--- PAGE ---
Christmas in July Page #5

Synopsis: An office clerk loves entering contests in the hopes of someday winning a fortune and marrying the girl he loves. His latest attempt is the Maxford House Coffee Slogan Contest. As a joke, some of his co-workers put together a fake telegram which says that he won the $25,000 grand prize. As a result, he gets a promotion, buys presents for all of his family and friends, and proposes to his girl. When the truth comes out, he's not prepared for the consequences.
Genre: Comedy, Romance
Director(s): Preston Sturges
Production: Paramount Pictures
 
IMDB:
7.6
Rotten Tomatoes:
94%
PASSED
Year:
1940
67 min
331 Views


Oh. Do you think it's showy enough?

I wouldn't want it to be showy.

- Oh, yes.

There's no denying

it's a friendly little piece.

Well, then, I guess we'll take it.

- Yes, sir.

Oh, Jimmy.

I haven't got any cash with me but...

- Ah.

But I've got a cheque here.

- Uh-huh. May I see it, please?

Sure.

Well, well. Mr. Schmidt.

Step this way immediately, please.

Well, well.

- I won the Maxford House contest.

Isn't it wonderful?

- Well, I should say it is.

A thousand congratulations.

Uh... 25,000 congratulations.

For heaven's sakes. Mr. Schmidt.

Yes, yes, Mr. Hillbeiner,

I'll be there presently.

Kindly cut a groove, will you?

- Sir.

Hillbeiner has been drinking again.

(Buzzer)

- Yes?

(Woman) Shindel Brothers wants to know

if that $25,000 cheque of yours is good.

Good? Tell them I'll match mine against

theirs any day and give them six to four.

Yes, sir.

- Is it good?

(Man) The Davenola. Now watch closely.

I merely remove two cushions, place

my finger on the button marked 'Night',

and with one easy push of the finger,

we have a double bed,

a radio, an ashtray for those who smoke

in bed, a reading lamp for the reader,

a telephone and many other accessories.

Pausing merely to slip a pillow slip

over the day cushion...

...we complete the metamorphosis.

Everything under fingertip control

throughout.

There is no limit to man's ingenuity.

Isn't that wonderful?

- Comes the morrow.

A flick of the wrist...

...a thorough airing...

...a gentle pressure

on the button marked 'Day'...

...et voil, as the French would say,

ready for breakfast, a rousing book

or a gentle game of bridge.

The price, 198.50 plus tax.

We'll take it.

What a bargain you're getting.

- Pardon?

I'm Mr. Shindel, Mr. MacDonald.

Congratulations. Here's your cheque.

And what a cheque.

- Thanks. How soon can you send it?

It's there. Make that a special, Hillbeiner.

Would your mother like one?

- No. We haven't got room.

We got to get everybody something.

Mama's been wanting a new iron.

She's got it.

- Have you got irons?

Have we got irons? Huh.

They do everything but sing.

We gotta get something for Mrs. Schwartz,

Sophie, Mrs. Zimmerman, the Casey kids...

Aren't you afraid of spending too much?

The Finnegans.

- Patrolman Murphy.

Tony Mozepo.
--- EXTRACTED DATA ---
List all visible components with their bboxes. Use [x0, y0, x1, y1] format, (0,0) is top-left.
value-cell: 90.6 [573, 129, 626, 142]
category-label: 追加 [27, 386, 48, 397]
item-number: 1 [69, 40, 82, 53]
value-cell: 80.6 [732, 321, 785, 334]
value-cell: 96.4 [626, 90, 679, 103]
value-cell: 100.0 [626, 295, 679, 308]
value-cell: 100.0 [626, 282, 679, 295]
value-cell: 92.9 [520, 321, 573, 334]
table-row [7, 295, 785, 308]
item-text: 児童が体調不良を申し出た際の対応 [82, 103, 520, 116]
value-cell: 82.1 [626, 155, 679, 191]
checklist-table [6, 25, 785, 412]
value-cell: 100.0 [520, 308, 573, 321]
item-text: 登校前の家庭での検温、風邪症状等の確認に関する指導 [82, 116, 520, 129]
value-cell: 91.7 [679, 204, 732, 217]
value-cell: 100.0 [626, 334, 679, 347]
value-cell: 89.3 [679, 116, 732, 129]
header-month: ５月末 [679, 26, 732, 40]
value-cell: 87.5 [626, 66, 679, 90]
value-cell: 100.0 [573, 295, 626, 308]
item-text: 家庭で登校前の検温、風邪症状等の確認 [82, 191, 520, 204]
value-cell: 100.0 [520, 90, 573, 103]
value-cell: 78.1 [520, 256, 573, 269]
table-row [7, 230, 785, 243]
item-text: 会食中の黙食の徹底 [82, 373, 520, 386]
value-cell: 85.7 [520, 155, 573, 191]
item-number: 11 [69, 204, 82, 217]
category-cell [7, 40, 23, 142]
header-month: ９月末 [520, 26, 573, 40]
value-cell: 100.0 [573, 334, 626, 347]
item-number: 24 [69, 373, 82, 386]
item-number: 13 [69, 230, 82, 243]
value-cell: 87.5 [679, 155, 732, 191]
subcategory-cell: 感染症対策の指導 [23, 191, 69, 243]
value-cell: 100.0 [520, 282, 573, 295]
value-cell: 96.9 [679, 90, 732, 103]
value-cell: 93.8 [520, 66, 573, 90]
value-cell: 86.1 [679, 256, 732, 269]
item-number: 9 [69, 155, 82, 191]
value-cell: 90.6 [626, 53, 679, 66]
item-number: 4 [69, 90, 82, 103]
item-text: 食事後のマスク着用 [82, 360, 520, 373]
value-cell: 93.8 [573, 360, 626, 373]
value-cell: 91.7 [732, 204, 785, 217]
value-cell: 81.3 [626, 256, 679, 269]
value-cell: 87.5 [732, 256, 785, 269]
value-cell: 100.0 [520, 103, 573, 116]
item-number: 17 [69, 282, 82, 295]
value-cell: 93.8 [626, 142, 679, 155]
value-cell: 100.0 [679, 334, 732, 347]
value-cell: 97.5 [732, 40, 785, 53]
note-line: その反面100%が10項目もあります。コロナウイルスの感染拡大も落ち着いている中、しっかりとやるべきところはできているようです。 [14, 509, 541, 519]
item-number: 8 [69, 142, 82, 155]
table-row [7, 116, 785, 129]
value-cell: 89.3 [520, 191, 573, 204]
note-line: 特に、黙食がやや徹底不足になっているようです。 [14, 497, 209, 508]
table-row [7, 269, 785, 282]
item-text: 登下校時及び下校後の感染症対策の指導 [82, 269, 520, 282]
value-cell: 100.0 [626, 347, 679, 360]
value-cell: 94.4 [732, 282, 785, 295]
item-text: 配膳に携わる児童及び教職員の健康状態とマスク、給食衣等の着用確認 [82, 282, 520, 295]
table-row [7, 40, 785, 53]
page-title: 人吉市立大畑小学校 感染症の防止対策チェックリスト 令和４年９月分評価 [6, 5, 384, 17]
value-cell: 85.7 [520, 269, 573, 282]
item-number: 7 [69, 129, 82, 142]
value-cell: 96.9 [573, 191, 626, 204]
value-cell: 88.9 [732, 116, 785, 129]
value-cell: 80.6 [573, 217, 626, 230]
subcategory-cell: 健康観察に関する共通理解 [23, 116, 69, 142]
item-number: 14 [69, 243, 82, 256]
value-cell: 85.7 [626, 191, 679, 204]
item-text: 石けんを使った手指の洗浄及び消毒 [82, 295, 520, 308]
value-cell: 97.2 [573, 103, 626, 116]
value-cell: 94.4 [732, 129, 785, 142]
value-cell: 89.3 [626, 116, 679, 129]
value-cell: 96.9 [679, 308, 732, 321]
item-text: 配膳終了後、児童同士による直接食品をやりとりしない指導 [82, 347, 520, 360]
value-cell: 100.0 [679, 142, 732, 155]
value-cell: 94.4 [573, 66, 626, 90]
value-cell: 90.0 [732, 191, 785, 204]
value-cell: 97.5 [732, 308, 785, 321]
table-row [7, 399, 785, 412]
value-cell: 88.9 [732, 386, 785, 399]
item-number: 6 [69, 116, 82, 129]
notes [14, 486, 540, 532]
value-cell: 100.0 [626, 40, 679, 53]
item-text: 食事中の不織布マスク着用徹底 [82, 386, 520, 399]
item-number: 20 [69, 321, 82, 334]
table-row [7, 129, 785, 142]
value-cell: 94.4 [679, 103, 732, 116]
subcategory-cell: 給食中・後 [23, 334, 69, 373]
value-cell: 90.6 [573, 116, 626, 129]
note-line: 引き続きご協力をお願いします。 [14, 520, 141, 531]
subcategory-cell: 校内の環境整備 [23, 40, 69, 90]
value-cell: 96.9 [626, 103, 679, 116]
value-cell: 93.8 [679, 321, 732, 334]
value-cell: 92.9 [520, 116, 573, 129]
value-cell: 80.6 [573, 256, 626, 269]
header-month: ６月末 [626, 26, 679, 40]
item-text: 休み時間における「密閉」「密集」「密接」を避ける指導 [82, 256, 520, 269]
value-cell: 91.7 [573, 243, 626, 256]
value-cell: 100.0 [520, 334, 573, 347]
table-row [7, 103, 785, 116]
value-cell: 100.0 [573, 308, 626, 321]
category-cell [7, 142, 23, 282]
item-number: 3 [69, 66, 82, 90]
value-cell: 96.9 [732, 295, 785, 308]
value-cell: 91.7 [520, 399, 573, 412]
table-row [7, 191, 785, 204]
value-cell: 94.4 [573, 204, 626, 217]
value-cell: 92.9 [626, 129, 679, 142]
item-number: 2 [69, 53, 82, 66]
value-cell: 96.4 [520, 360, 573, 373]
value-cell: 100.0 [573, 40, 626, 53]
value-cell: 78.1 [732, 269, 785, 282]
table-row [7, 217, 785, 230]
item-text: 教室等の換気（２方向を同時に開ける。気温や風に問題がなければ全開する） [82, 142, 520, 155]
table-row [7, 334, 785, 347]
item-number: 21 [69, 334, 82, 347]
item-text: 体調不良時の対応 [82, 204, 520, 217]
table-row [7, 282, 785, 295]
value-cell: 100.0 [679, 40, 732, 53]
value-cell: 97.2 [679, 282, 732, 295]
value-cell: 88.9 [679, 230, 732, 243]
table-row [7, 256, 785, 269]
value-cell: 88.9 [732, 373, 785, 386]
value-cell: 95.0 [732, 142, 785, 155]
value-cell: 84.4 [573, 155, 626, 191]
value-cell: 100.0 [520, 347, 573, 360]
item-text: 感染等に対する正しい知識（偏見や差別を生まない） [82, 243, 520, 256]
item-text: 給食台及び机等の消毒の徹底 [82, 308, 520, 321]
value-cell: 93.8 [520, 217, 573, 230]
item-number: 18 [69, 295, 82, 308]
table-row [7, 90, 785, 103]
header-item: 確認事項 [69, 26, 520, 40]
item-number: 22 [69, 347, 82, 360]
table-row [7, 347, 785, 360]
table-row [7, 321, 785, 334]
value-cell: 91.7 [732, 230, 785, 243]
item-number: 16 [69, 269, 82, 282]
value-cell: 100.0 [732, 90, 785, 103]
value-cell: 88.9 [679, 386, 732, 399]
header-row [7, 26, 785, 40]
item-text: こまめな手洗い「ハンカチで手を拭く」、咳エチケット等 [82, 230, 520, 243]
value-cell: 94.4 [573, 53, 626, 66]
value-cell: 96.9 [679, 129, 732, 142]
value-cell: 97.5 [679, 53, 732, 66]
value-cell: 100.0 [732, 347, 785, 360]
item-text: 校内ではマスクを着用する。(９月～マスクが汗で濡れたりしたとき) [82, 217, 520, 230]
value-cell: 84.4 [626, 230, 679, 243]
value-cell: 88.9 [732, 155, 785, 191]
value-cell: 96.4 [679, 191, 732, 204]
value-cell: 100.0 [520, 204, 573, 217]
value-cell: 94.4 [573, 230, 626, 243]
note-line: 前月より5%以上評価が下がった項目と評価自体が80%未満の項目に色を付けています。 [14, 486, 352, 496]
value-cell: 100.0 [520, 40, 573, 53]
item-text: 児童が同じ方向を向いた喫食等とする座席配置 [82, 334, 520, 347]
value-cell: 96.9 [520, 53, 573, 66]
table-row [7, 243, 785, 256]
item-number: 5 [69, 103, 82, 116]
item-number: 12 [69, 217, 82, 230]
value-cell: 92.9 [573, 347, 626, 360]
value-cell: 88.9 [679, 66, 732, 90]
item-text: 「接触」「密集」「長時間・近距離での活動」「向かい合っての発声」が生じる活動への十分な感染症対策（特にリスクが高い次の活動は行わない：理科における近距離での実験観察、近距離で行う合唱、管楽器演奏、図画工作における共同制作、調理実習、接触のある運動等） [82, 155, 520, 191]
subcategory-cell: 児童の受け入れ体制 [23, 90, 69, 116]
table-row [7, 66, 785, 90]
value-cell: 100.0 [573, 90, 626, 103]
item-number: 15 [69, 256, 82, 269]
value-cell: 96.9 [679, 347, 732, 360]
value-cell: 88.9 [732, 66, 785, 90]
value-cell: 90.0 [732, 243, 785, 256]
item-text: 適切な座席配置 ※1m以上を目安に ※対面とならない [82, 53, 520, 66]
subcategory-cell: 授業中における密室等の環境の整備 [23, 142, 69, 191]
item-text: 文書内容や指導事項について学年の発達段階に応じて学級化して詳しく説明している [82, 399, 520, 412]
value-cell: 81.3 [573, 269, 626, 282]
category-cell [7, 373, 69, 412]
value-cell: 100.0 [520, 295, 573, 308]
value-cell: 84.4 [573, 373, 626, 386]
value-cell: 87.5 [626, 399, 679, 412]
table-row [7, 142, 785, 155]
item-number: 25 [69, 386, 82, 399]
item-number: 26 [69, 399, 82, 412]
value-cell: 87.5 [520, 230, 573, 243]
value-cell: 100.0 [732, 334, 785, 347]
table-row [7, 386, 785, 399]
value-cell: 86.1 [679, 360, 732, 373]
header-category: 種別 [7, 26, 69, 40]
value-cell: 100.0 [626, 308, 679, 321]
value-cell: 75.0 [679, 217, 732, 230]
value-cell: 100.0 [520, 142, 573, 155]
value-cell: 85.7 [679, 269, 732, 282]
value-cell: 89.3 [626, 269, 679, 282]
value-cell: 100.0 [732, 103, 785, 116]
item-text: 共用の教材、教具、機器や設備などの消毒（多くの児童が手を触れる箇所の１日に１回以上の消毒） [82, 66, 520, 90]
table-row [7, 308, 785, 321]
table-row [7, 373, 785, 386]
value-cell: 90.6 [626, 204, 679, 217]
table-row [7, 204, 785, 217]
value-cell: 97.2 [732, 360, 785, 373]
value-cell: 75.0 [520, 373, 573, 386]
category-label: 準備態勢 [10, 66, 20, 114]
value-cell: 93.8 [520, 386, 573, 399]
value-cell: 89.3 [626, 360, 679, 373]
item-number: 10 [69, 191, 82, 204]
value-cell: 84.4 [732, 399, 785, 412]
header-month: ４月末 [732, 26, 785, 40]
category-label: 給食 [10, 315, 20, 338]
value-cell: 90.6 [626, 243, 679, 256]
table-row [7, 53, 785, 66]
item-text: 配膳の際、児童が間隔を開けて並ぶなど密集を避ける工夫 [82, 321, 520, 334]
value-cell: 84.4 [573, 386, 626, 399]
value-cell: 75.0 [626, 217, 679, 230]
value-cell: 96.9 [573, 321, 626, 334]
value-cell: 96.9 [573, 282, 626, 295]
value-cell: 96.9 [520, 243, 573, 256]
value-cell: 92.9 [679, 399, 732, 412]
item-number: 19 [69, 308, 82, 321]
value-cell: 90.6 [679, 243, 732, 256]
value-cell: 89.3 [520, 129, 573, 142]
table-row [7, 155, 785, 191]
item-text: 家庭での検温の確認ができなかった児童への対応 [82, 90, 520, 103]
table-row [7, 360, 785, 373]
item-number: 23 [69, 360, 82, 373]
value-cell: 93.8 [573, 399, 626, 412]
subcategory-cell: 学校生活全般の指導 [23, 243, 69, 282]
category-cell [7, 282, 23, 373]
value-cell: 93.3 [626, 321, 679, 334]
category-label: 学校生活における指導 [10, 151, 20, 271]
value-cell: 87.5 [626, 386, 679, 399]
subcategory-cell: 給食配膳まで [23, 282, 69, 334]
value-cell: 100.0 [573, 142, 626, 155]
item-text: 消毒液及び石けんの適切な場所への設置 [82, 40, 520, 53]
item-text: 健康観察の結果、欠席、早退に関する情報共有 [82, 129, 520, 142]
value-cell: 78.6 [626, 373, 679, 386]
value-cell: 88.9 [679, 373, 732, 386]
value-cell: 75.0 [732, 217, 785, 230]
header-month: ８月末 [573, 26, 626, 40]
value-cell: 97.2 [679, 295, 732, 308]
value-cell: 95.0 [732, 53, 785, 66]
---
• **TASKS FOR THIS EXERCISE**:
a - On the Christmas in July page, what things does the salesman name as appearing after one push of the button marked 'Night' on the Davenola?
b - Revise the lines of the Christmas in July page between "ready for breakfast, a" and "Shindel, Mr. MacDonald.", inclusive, changing "bridge" to "chess".

• **ANSWERS IN ORDER**:
a -
- A double bed
- A radio
- An ashtray for those who smoke in bed
- A reading lamp for the reader
- A telephone

b -
ready for breakfast, a rousing book

or a gentle game of chess.

The price, 198.50 plus tax.

We'll take it.

What a bargain you're getting.

- Pardon?

I'm Mr. Shindel, Mr. MacDonald.